> DATA TO USE

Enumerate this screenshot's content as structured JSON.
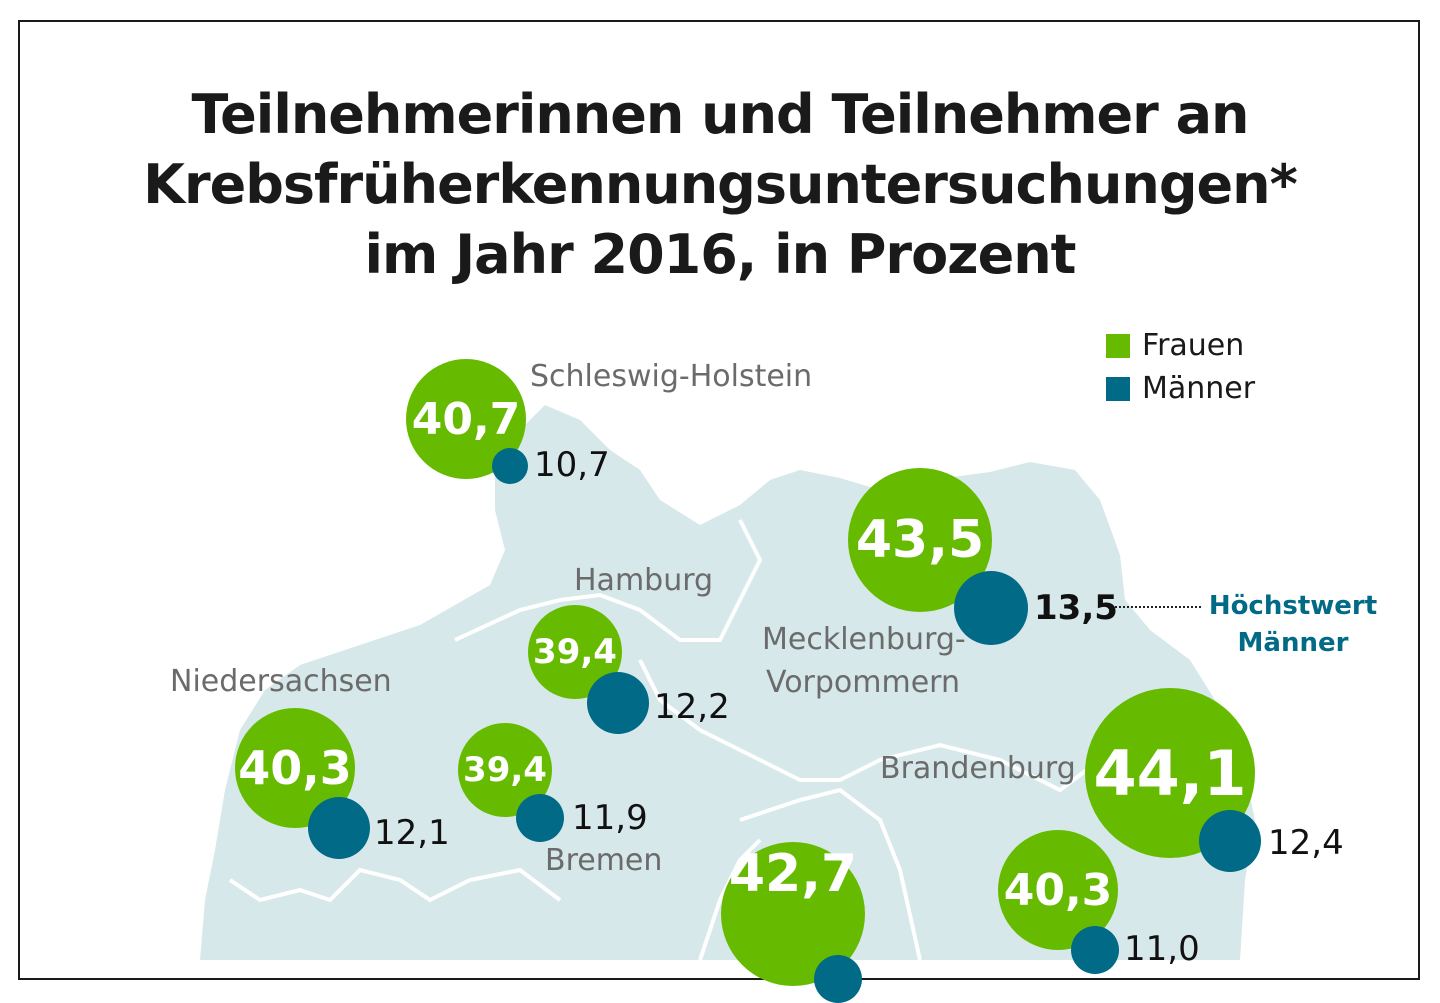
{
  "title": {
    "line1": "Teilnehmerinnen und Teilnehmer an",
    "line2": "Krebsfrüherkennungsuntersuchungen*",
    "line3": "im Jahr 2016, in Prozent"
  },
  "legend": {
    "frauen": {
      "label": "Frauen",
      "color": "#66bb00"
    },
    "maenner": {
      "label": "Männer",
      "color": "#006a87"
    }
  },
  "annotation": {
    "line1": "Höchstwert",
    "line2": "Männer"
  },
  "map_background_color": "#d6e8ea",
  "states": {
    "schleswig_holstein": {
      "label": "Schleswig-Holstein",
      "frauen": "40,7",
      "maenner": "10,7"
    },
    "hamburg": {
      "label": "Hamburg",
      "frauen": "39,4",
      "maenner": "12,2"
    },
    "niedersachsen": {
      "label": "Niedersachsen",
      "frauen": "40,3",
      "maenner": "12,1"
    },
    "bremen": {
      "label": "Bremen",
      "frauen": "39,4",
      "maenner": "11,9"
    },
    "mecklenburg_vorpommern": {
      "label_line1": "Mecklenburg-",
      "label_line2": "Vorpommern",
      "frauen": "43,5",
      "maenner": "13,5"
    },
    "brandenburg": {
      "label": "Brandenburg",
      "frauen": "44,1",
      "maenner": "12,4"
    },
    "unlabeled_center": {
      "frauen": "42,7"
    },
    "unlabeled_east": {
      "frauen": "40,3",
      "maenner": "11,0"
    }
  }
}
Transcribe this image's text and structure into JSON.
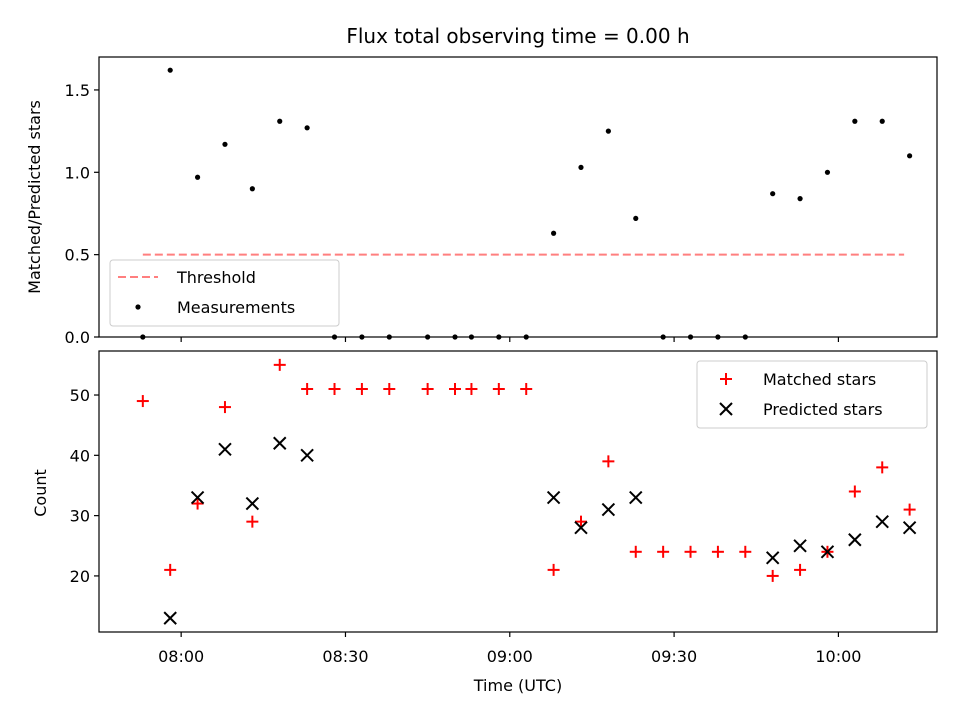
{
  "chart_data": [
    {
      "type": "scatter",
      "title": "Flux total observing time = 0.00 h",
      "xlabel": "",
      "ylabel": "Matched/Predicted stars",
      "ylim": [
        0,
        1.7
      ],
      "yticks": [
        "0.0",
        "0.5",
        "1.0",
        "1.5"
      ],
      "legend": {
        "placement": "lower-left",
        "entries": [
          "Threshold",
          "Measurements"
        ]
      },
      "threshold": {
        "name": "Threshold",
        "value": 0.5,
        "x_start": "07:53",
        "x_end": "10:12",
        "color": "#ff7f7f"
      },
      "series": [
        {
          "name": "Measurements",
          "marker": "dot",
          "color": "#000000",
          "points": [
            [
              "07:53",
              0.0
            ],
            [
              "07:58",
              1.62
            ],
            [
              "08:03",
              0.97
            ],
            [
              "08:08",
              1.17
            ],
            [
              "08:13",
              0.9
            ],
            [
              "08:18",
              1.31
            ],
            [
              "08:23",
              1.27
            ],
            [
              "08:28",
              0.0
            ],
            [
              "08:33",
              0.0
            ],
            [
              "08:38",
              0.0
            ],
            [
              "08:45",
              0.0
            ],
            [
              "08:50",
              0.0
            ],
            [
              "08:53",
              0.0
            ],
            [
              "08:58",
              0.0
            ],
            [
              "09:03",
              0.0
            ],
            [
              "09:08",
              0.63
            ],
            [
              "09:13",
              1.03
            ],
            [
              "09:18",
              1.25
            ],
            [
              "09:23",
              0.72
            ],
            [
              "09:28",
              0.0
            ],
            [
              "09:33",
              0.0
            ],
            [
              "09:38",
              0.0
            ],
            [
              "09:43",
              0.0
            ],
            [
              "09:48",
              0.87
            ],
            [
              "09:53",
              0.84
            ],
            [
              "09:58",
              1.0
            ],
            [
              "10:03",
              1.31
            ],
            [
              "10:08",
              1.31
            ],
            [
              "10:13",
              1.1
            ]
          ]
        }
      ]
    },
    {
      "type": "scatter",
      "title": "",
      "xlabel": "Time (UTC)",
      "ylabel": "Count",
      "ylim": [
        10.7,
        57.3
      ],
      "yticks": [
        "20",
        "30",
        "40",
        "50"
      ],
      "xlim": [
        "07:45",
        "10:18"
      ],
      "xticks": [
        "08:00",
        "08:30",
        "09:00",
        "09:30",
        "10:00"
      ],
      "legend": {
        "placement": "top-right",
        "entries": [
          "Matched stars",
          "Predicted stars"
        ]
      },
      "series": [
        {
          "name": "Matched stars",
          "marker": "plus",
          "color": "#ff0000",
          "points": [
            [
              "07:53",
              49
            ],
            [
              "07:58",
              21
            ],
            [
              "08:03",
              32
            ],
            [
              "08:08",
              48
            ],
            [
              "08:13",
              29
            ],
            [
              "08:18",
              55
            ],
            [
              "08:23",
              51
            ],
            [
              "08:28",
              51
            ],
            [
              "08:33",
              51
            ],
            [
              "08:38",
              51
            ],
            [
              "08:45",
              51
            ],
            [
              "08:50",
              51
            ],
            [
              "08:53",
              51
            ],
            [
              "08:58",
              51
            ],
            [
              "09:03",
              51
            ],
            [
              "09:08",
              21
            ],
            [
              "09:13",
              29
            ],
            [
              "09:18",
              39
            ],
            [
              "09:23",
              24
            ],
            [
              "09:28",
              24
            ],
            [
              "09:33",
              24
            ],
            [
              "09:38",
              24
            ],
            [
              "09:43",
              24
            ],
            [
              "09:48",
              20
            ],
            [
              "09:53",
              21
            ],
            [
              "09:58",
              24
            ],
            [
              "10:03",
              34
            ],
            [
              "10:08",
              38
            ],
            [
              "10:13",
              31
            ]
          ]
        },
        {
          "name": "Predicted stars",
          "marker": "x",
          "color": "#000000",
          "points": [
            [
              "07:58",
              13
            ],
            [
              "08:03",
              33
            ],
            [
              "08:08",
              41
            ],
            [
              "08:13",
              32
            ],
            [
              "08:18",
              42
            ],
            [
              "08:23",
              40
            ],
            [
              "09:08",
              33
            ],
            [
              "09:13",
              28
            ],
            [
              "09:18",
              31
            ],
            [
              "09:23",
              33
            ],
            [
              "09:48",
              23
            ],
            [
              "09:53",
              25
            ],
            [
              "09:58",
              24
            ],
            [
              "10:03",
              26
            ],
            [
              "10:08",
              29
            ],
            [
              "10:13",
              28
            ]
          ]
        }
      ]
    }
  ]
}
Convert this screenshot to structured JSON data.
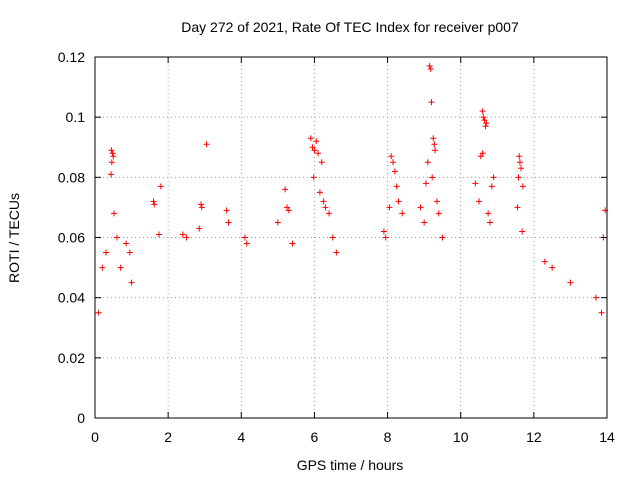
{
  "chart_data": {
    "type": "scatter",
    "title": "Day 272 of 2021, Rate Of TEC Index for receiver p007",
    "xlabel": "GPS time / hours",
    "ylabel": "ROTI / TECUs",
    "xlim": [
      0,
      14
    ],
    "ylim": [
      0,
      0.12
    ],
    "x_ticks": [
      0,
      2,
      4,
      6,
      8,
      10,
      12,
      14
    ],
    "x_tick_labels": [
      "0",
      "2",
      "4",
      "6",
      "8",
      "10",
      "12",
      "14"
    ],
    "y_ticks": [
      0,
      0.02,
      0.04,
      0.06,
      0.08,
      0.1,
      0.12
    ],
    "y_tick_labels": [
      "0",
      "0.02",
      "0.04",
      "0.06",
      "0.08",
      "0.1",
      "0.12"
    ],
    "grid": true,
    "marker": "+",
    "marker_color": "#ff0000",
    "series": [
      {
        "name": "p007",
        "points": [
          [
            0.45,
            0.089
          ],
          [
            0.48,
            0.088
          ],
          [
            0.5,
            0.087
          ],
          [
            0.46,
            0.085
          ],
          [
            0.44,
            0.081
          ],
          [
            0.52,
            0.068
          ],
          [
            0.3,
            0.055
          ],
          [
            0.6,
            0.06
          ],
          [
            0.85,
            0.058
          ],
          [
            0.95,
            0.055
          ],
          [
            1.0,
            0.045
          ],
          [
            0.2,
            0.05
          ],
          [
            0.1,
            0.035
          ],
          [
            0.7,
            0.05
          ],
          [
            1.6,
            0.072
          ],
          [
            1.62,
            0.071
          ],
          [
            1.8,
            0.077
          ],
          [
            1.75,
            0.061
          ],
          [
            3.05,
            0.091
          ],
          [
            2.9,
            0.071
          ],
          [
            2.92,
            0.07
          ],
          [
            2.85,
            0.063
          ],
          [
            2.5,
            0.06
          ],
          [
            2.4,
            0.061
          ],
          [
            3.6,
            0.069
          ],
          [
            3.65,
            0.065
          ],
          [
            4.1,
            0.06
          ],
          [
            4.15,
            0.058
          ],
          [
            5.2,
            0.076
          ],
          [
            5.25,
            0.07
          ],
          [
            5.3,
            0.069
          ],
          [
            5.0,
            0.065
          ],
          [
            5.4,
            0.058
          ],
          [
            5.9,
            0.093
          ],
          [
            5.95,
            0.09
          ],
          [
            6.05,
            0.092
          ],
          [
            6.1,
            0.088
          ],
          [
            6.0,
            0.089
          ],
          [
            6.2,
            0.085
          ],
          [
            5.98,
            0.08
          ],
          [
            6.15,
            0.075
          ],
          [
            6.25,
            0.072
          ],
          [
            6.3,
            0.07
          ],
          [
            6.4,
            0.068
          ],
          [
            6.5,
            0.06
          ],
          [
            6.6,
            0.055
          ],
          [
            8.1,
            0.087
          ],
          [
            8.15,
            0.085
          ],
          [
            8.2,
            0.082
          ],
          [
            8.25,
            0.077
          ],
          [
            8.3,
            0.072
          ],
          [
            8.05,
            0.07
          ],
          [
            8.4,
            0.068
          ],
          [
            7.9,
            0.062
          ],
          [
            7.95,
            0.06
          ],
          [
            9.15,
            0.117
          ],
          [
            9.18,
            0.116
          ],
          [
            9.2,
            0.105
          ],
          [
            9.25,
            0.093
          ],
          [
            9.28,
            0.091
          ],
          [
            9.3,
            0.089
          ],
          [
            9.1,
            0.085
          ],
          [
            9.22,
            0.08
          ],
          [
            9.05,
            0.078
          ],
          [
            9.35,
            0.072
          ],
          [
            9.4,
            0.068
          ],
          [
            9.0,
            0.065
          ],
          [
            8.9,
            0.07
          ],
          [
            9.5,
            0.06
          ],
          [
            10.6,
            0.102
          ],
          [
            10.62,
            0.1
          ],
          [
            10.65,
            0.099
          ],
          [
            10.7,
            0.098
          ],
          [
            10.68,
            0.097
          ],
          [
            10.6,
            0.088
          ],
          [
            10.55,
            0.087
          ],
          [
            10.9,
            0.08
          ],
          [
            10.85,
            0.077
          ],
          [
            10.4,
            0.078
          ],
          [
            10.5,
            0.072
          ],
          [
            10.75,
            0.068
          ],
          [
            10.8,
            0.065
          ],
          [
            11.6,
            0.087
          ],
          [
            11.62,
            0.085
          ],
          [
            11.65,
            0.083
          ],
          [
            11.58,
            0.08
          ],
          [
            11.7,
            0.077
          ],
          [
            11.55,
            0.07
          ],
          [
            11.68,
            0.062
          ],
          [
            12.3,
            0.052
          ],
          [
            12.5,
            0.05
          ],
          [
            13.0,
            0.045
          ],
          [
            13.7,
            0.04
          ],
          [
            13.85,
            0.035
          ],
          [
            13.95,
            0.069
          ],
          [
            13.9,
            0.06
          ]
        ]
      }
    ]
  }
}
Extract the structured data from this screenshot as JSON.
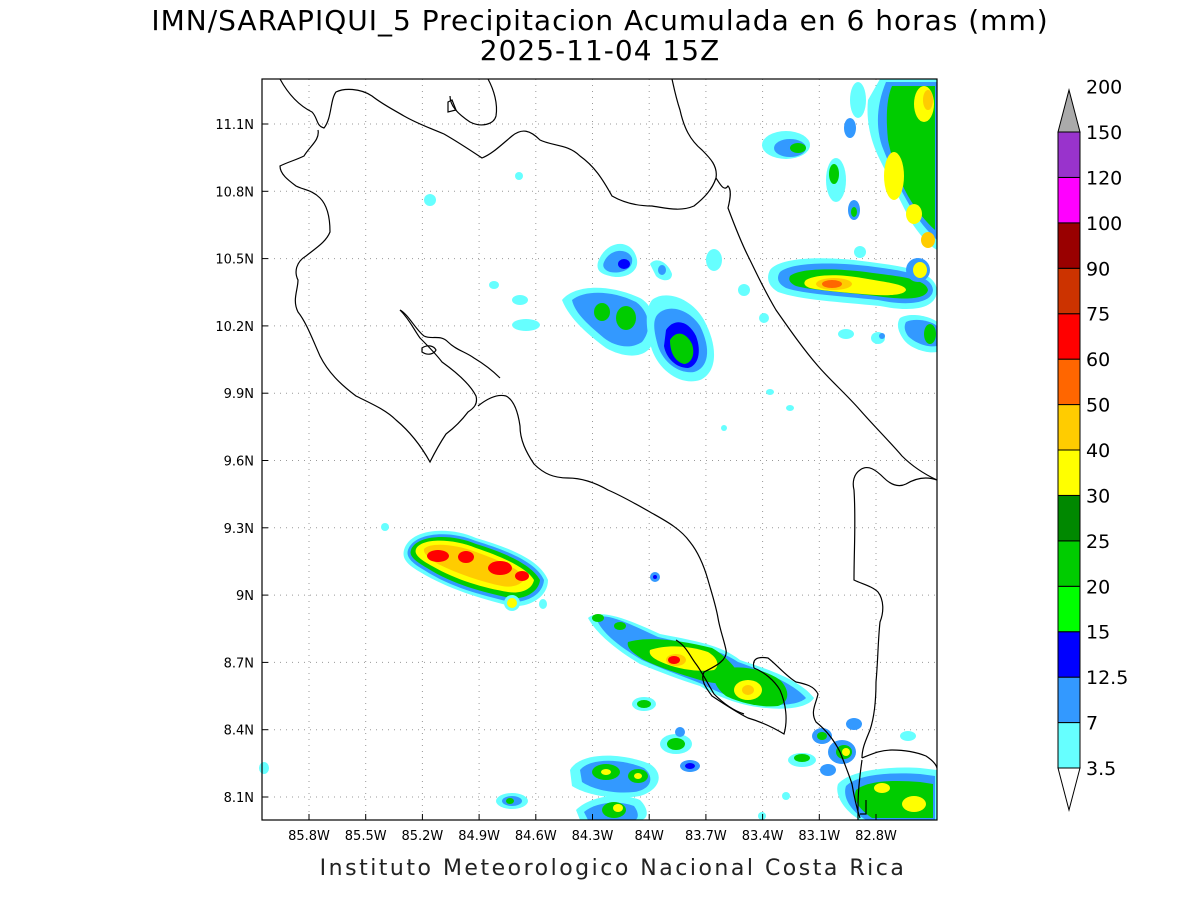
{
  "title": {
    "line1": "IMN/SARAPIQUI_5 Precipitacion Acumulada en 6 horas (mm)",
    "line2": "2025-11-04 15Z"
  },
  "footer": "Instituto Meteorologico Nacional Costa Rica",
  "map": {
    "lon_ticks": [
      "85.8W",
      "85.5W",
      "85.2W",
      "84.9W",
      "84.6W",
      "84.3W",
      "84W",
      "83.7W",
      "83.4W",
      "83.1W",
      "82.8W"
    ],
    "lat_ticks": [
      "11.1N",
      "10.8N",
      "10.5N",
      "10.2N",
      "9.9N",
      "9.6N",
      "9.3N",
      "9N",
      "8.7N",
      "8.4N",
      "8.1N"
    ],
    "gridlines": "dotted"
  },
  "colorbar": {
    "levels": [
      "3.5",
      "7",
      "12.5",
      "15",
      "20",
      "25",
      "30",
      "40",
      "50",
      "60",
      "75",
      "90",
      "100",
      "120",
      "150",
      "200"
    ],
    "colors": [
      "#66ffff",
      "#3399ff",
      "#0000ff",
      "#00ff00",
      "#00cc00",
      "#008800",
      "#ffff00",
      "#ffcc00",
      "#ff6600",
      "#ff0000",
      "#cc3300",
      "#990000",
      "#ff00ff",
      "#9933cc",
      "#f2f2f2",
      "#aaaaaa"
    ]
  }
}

> GOAL OF THE EXERCISE
Tally the lines of the data that hold the string "structured". Answer with the number and nothing more.

> ANSWER TO THIS PROBLEM
3